EXERCISE OBJECTIVE:
What is the number of lines containing "ntia"? Give only that number.

------------------------------------------------------------

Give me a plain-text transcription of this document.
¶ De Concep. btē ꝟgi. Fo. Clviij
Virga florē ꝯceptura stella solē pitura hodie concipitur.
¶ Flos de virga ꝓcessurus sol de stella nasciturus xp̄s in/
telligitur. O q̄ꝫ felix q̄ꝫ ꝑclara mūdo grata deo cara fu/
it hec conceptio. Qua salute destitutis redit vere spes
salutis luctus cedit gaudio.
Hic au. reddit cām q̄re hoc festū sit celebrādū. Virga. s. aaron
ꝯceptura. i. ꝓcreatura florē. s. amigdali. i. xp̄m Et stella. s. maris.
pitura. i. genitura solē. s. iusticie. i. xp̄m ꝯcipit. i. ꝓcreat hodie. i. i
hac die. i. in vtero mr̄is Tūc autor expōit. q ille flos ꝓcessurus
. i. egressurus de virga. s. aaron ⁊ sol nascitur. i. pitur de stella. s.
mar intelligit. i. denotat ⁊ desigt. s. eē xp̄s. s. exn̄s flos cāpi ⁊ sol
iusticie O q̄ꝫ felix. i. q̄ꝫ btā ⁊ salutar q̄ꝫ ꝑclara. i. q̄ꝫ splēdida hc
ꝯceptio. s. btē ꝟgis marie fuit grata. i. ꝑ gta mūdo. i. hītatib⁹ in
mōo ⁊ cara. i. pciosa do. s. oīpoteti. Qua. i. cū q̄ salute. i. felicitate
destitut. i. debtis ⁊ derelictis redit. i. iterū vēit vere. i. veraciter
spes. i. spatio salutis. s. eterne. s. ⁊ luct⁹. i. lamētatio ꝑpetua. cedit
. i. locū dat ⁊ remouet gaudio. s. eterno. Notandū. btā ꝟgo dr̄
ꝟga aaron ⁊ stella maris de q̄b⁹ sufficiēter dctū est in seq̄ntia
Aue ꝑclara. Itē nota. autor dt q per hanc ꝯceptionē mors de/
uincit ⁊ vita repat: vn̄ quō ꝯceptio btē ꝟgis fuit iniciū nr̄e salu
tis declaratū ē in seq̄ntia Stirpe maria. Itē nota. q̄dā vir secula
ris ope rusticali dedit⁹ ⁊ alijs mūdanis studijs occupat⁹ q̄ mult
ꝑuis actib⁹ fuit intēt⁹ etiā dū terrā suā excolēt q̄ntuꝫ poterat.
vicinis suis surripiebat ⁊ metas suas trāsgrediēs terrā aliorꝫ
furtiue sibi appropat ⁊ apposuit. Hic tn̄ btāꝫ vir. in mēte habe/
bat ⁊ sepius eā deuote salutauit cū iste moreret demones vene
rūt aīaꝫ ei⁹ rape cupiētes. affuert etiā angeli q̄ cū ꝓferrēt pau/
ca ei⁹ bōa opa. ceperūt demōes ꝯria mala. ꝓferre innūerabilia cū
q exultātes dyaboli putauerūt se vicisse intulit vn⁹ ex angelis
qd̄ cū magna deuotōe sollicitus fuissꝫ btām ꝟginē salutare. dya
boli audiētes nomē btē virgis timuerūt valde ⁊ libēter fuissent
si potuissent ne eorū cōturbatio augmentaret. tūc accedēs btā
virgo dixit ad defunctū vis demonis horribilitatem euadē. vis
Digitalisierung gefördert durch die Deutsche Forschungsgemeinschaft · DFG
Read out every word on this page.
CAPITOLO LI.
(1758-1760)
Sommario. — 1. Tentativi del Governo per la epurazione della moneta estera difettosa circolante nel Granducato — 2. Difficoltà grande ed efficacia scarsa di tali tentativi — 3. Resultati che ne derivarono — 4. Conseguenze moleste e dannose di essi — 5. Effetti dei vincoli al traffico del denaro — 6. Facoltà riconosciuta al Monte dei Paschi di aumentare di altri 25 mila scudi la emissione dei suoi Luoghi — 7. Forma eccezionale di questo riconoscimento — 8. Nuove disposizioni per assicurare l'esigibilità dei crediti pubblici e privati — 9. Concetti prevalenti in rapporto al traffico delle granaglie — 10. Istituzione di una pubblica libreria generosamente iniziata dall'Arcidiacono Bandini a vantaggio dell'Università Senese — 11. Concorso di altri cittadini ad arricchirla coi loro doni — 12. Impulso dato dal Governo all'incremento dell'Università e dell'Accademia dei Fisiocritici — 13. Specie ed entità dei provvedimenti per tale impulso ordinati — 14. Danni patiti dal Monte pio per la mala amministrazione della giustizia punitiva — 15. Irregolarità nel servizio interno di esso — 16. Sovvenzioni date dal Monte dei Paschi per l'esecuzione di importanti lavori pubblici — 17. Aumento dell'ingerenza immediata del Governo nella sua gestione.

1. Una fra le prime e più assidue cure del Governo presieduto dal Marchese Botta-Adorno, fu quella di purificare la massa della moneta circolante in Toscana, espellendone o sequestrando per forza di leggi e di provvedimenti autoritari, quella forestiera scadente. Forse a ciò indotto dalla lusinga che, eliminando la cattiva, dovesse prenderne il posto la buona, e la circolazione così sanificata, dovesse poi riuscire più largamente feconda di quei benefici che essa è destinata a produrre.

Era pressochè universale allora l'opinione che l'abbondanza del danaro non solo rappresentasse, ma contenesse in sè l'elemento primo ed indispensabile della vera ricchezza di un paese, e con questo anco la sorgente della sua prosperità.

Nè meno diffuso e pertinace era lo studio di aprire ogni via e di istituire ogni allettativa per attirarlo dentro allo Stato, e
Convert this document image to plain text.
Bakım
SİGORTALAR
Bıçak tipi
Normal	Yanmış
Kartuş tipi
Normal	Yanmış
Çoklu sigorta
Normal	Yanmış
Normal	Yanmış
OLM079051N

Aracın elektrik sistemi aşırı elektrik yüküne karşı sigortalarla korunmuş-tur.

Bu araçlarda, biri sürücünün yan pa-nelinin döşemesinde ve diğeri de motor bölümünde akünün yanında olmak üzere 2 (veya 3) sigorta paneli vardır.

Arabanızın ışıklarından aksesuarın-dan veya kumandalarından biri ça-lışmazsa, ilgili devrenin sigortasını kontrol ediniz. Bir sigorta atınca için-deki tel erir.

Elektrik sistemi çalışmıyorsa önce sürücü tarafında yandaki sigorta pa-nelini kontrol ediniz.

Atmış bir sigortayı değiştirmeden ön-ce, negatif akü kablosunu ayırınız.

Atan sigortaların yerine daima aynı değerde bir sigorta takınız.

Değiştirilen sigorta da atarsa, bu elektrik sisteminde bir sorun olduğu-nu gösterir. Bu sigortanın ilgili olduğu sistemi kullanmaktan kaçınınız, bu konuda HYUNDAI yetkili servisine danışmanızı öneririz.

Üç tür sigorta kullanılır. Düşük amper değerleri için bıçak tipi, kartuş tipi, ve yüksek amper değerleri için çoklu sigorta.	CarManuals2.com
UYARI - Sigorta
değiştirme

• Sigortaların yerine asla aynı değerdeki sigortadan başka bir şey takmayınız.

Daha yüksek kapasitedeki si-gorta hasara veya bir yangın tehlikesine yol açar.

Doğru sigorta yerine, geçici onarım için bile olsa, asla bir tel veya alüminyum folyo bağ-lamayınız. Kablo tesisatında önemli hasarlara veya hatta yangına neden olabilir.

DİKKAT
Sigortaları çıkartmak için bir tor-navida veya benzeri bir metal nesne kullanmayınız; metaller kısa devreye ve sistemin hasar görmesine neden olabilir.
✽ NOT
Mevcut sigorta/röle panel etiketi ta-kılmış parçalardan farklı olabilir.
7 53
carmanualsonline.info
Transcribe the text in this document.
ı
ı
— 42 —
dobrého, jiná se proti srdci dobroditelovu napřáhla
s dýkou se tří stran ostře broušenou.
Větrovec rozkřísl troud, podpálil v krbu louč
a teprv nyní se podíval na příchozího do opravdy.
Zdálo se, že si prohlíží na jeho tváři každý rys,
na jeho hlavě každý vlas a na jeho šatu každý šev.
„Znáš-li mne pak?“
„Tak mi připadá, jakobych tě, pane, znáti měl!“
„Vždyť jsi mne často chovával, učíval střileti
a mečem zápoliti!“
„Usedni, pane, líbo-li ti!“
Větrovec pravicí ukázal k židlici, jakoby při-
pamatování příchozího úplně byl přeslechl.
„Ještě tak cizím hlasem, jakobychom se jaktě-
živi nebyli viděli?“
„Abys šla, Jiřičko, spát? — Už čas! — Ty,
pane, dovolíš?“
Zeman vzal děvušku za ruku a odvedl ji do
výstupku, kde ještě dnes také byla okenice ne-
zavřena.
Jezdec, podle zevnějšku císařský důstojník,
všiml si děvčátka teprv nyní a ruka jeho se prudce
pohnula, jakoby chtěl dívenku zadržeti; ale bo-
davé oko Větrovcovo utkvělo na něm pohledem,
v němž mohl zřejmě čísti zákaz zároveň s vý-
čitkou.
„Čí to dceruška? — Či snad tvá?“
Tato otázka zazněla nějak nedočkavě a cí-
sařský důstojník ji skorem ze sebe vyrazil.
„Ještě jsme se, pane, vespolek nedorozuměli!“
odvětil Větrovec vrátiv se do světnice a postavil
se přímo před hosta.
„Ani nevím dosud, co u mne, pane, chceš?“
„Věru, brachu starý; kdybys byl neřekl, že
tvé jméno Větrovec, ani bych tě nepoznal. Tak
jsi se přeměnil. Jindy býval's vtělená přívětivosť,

------------------------------------------------------------

FINISHED EXERCISE:
2